━━━━━ Material to process

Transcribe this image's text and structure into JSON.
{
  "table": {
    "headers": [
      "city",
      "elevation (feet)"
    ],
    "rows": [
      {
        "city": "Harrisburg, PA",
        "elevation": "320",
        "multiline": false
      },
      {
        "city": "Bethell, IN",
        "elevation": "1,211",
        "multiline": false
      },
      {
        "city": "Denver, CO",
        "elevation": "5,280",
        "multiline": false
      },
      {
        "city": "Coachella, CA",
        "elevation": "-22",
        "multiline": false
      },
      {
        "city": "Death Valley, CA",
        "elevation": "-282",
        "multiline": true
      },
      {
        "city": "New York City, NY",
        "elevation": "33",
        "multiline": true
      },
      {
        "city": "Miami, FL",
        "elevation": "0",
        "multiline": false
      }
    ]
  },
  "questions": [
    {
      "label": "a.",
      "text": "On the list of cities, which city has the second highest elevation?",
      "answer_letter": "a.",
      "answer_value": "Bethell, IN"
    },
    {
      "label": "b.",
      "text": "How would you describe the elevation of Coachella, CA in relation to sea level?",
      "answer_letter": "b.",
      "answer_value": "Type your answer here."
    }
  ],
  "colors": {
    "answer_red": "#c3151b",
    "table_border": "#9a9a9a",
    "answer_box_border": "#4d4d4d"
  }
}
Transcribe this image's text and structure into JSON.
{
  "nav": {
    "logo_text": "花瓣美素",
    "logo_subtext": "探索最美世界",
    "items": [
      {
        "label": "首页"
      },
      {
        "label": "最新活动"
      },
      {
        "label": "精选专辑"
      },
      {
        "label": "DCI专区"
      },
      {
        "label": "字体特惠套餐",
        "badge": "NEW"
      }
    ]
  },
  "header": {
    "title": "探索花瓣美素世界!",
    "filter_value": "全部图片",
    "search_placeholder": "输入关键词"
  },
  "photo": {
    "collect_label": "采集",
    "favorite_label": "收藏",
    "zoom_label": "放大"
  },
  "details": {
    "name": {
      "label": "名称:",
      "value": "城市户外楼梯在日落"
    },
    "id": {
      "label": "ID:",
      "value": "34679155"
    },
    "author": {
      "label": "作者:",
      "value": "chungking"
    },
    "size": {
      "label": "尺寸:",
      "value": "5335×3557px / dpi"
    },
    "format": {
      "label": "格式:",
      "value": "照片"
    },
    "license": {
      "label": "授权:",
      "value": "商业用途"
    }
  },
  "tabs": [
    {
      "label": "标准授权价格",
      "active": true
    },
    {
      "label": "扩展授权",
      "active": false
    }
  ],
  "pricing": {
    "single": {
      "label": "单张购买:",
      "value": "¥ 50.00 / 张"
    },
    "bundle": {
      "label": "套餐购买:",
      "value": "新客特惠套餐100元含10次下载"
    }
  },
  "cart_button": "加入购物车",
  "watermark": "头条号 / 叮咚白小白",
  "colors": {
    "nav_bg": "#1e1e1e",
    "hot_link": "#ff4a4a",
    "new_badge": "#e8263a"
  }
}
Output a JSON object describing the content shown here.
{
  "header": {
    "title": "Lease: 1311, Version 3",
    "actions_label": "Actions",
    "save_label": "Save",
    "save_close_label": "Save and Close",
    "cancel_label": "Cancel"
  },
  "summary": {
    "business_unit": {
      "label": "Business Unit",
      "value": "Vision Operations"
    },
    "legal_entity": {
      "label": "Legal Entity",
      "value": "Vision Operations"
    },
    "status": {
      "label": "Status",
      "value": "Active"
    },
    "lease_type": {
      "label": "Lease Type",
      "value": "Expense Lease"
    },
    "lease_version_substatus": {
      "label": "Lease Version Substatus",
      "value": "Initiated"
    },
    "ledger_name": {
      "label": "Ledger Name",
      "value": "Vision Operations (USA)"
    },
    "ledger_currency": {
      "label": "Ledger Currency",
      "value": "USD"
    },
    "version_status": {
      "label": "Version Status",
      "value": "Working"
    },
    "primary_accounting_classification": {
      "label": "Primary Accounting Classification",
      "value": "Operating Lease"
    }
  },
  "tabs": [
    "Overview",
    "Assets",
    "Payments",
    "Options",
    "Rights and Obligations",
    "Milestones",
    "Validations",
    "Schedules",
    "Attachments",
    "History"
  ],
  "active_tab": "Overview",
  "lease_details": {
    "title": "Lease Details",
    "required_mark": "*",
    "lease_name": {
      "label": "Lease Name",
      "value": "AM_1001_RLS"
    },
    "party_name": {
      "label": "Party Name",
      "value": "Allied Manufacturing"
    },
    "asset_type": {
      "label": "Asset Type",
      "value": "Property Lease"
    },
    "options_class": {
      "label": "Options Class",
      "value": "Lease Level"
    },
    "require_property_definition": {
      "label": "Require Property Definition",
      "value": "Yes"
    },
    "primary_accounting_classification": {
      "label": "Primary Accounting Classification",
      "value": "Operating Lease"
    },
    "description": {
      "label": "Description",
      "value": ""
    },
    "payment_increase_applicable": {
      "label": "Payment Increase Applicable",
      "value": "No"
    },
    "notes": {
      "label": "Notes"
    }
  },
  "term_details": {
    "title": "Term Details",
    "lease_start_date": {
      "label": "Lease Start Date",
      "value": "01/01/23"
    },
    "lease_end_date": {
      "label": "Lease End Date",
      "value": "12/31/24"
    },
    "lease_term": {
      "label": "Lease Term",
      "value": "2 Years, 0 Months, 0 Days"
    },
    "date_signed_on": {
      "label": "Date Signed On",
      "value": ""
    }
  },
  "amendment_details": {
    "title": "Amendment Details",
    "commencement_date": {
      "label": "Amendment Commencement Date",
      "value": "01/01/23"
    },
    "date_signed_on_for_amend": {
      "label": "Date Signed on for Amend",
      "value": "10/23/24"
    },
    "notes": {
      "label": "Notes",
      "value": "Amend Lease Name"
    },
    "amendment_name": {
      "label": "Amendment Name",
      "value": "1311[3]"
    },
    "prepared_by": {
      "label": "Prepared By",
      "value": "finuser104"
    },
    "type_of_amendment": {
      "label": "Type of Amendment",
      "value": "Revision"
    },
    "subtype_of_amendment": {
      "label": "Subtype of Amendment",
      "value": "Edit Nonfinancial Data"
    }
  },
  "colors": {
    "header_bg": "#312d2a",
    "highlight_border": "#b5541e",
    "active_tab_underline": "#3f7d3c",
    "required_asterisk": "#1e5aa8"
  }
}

━━━━━━━━━━

> **To be done**
Lines from the records above that hold "here" are the ones to list.

> **Answer to the problem**
      "answer_value": "Type your answer here."
Output a JSON object describing the content shown here.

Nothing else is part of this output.